**RECORDS:**
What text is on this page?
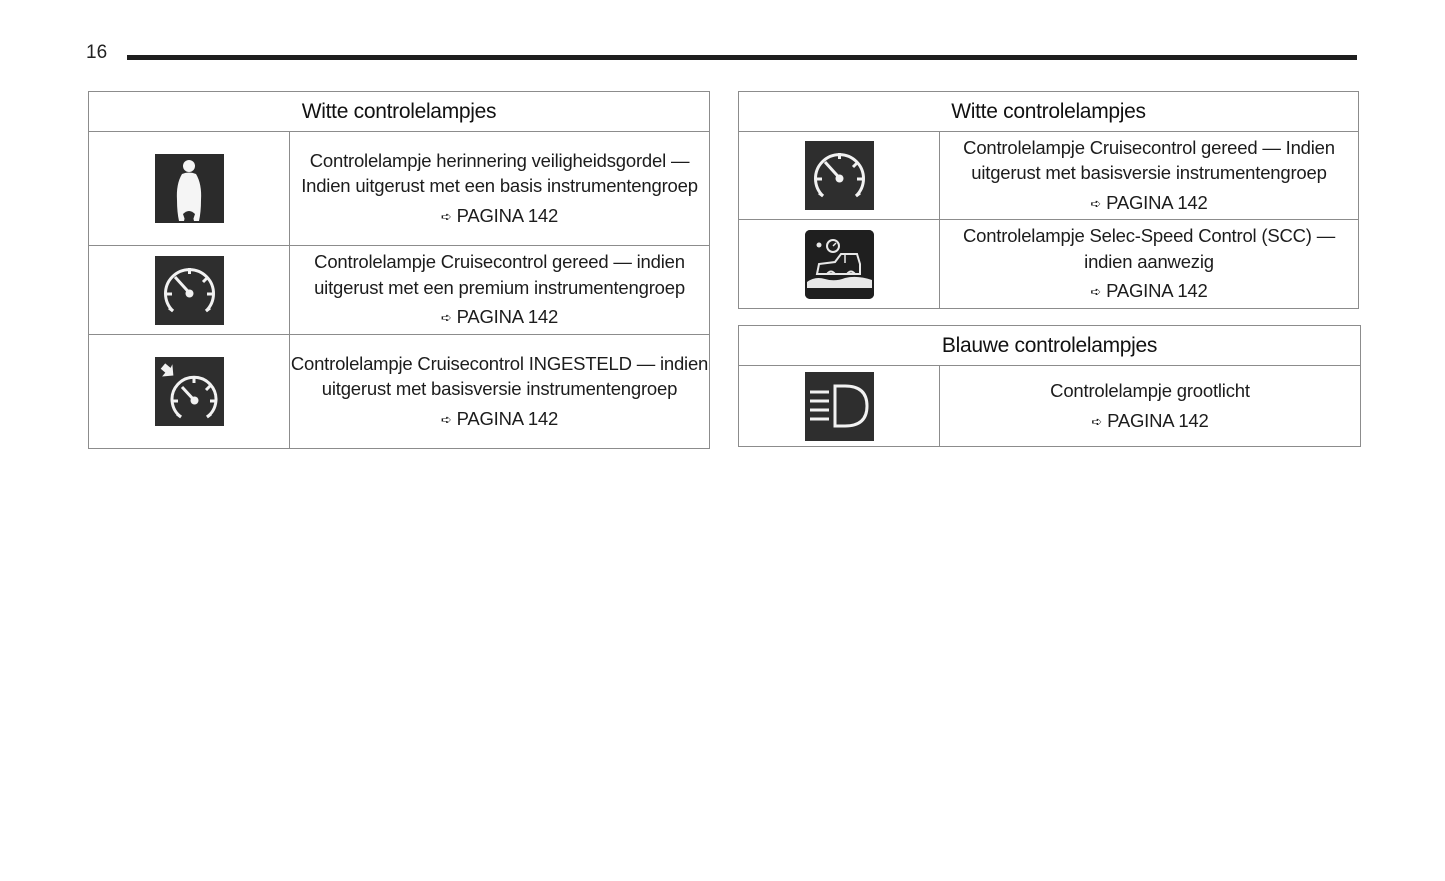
16
Witte controlelampjes	

	Controlelampje herinnering veiligheidsgordel — Indien uitgerust met een basis instrumentengroep
➪ PAGINA 142

	Controlelampje Cruisecontrol gereed — indien uitgerust met een premium instrumentengroep
➪ PAGINA 142

	Controlelampje Cruisecontrol INGESTELD — indien uitgerust met basisversie instrumentengroep
➪ PAGINA 142
Witte controlelampjes	

	Controlelampje Cruisecontrol gereed — Indien uitgerust met basisversie instrumentengroep
➪ PAGINA 142

	Controlelampje Selec-Speed Control (SCC) — indien aanwezig
➪ PAGINA 142
Blauwe controlelampjes

	Controlelampje grootlicht
➪ PAGINA 142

**PROBLEM TO SOLVE:** Pictures excluded, quote all the data above exactly.

**FULL RESPONSE:**
What text is on this page?
16
Witte controlelampjes	

	Controlelampje herinnering veiligheidsgordel — Indien uitgerust met een basis instrumentengroep
➪ PAGINA 142

	Controlelampje Cruisecontrol gereed — indien uitgerust met een premium instrumentengroep
➪ PAGINA 142

	Controlelampje Cruisecontrol INGESTELD — indien uitgerust met basisversie instrumentengroep
➪ PAGINA 142
Witte controlelampjes	

	Controlelampje Cruisecontrol gereed — Indien uitgerust met basisversie instrumentengroep
➪ PAGINA 142

	Controlelampje Selec-Speed Control (SCC) — indien aanwezig
➪ PAGINA 142
Blauwe controlelampjes

	Controlelampje grootlicht
➪ PAGINA 142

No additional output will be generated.